### SHORT EXERCISE
Every line of the records must be repeated exactly; pictures stay out.

━━ INFORMATION PROVIDED

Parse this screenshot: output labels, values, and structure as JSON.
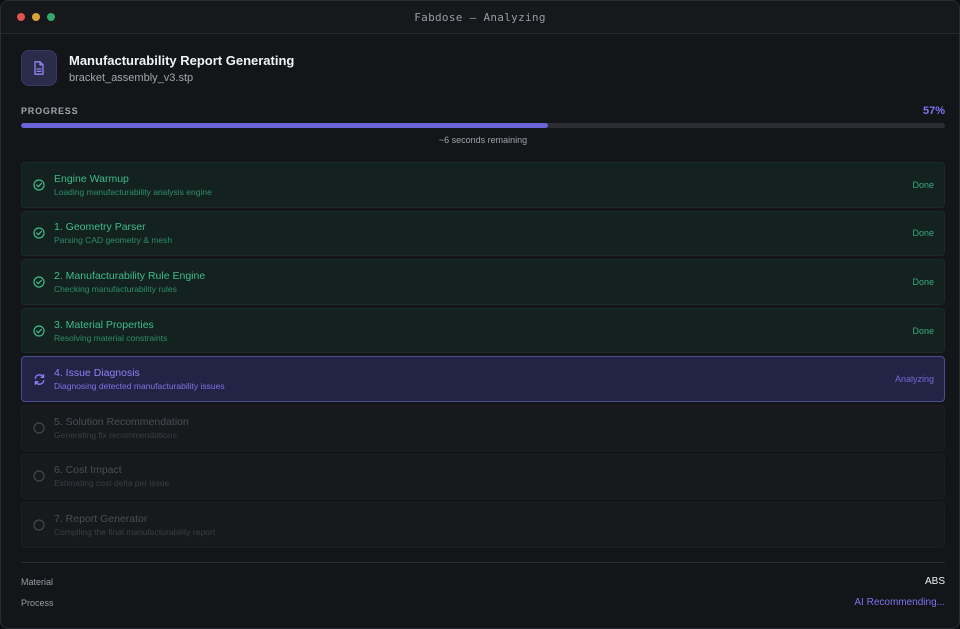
{
  "window": {
    "title": "Fabdose — Analyzing"
  },
  "header": {
    "icon": "document-icon",
    "title": "Manufacturability Report Generating",
    "file": "bracket_assembly_v3.stp"
  },
  "progress": {
    "label": "PROGRESS",
    "percent_text": "57%",
    "value": 0.57,
    "remaining": "~6 seconds remaining"
  },
  "colors": {
    "accent": "#6b64d8",
    "done": "#3dbc8a",
    "pending": "#4b4d54"
  },
  "steps": [
    {
      "name": "Engine Warmup",
      "desc": "Loading manufacturability analysis engine",
      "state": "done",
      "status": "Done",
      "icon": "check-circle-icon"
    },
    {
      "name": "1. Geometry Parser",
      "desc": "Parsing CAD geometry & mesh",
      "state": "done",
      "status": "Done",
      "icon": "check-circle-icon"
    },
    {
      "name": "2. Manufacturability Rule Engine",
      "desc": "Checking manufacturability rules",
      "state": "done",
      "status": "Done",
      "icon": "check-circle-icon"
    },
    {
      "name": "3. Material Properties",
      "desc": "Resolving material constraints",
      "state": "done",
      "status": "Done",
      "icon": "check-circle-icon"
    },
    {
      "name": "4. Issue Diagnosis",
      "desc": "Diagnosing detected manufacturability issues",
      "state": "active",
      "status": "Analyzing",
      "icon": "refresh-icon"
    },
    {
      "name": "5. Solution Recommendation",
      "desc": "Generating fix recommendations",
      "state": "pending",
      "status": "",
      "icon": "empty-circle-icon"
    },
    {
      "name": "6. Cost Impact",
      "desc": "Estimating cost delta per issue",
      "state": "pending",
      "status": "",
      "icon": "empty-circle-icon"
    },
    {
      "name": "7. Report Generator",
      "desc": "Compiling the final manufacturability report",
      "state": "pending",
      "status": "",
      "icon": "empty-circle-icon"
    }
  ],
  "meta": {
    "material_label": "Material",
    "material_value": "ABS",
    "process_label": "Process",
    "process_value": "AI Recommending..."
  }
}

━━━━

### EXERCISE SOLUTION
Parse this screenshot: output labels, values, and structure as JSON.
{
  "window": {
    "title": "Fabdose — Analyzing"
  },
  "header": {
    "icon": "document-icon",
    "title": "Manufacturability Report Generating",
    "file": "bracket_assembly_v3.stp"
  },
  "progress": {
    "label": "PROGRESS",
    "percent_text": "57%",
    "value": 0.57,
    "remaining": "~6 seconds remaining"
  },
  "colors": {
    "accent": "#6b64d8",
    "done": "#3dbc8a",
    "pending": "#4b4d54"
  },
  "steps": [
    {
      "name": "Engine Warmup",
      "desc": "Loading manufacturability analysis engine",
      "state": "done",
      "status": "Done",
      "icon": "check-circle-icon"
    },
    {
      "name": "1. Geometry Parser",
      "desc": "Parsing CAD geometry & mesh",
      "state": "done",
      "status": "Done",
      "icon": "check-circle-icon"
    },
    {
      "name": "2. Manufacturability Rule Engine",
      "desc": "Checking manufacturability rules",
      "state": "done",
      "status": "Done",
      "icon": "check-circle-icon"
    },
    {
      "name": "3. Material Properties",
      "desc": "Resolving material constraints",
      "state": "done",
      "status": "Done",
      "icon": "check-circle-icon"
    },
    {
      "name": "4. Issue Diagnosis",
      "desc": "Diagnosing detected manufacturability issues",
      "state": "active",
      "status": "Analyzing",
      "icon": "refresh-icon"
    },
    {
      "name": "5. Solution Recommendation",
      "desc": "Generating fix recommendations",
      "state": "pending",
      "status": "",
      "icon": "empty-circle-icon"
    },
    {
      "name": "6. Cost Impact",
      "desc": "Estimating cost delta per issue",
      "state": "pending",
      "status": "",
      "icon": "empty-circle-icon"
    },
    {
      "name": "7. Report Generator",
      "desc": "Compiling the final manufacturability report",
      "state": "pending",
      "status": "",
      "icon": "empty-circle-icon"
    }
  ],
  "meta": {
    "material_label": "Material",
    "material_value": "ABS",
    "process_label": "Process",
    "process_value": "AI Recommending..."
  }
}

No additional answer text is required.